- WHAT YOU WILL DO -
Track down every line below that holds "this" and copy it.

Saved data entries
_ _ _
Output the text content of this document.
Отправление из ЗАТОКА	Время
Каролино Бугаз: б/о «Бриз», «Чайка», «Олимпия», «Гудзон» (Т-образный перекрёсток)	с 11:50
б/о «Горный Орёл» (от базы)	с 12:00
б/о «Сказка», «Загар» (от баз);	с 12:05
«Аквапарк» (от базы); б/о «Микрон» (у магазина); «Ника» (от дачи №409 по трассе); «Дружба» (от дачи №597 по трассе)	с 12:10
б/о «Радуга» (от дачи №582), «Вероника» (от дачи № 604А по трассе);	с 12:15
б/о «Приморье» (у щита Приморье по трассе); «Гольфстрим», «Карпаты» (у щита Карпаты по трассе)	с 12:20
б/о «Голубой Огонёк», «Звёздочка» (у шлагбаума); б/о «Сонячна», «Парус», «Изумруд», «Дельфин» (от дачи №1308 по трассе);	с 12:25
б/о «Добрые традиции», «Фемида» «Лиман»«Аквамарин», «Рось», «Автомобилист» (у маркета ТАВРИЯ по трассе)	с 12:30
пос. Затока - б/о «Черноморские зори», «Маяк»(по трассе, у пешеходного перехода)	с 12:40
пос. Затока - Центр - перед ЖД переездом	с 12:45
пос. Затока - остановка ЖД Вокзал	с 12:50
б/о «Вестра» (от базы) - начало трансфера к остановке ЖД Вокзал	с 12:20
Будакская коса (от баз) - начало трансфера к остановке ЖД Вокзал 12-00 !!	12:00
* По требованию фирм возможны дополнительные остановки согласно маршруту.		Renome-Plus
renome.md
_ _ _
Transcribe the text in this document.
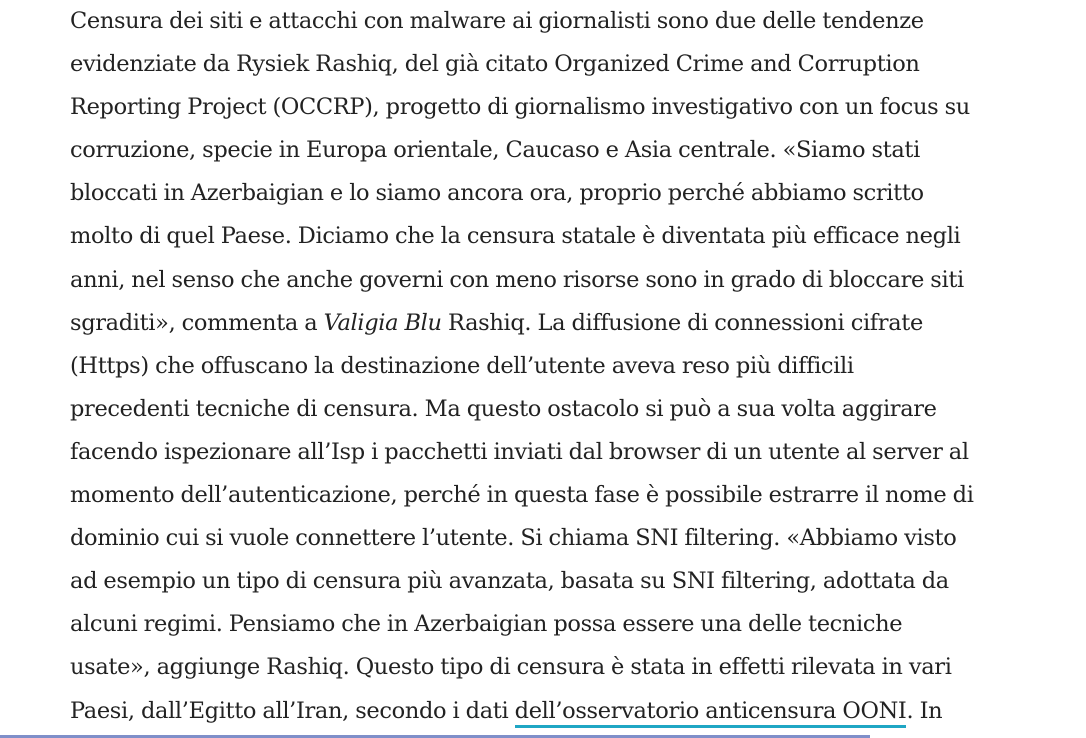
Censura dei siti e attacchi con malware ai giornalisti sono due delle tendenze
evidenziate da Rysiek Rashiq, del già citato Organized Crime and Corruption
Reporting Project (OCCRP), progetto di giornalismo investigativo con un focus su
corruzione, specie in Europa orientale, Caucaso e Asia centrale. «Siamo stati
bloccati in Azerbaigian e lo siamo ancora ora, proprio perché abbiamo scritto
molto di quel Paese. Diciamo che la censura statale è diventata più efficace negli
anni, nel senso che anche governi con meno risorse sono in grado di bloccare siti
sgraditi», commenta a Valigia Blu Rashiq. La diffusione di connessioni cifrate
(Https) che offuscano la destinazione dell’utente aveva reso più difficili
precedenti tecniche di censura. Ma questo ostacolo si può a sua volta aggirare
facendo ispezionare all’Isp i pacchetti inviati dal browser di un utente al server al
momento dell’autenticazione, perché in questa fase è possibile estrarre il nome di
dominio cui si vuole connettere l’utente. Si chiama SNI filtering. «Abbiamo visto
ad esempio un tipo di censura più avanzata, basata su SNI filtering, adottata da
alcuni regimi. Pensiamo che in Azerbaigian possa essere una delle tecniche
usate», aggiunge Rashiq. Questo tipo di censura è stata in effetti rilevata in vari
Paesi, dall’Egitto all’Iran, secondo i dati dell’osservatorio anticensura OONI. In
_ _ _
- RESPONSE -
Output the text content of this document.
Transcribe the text in this document.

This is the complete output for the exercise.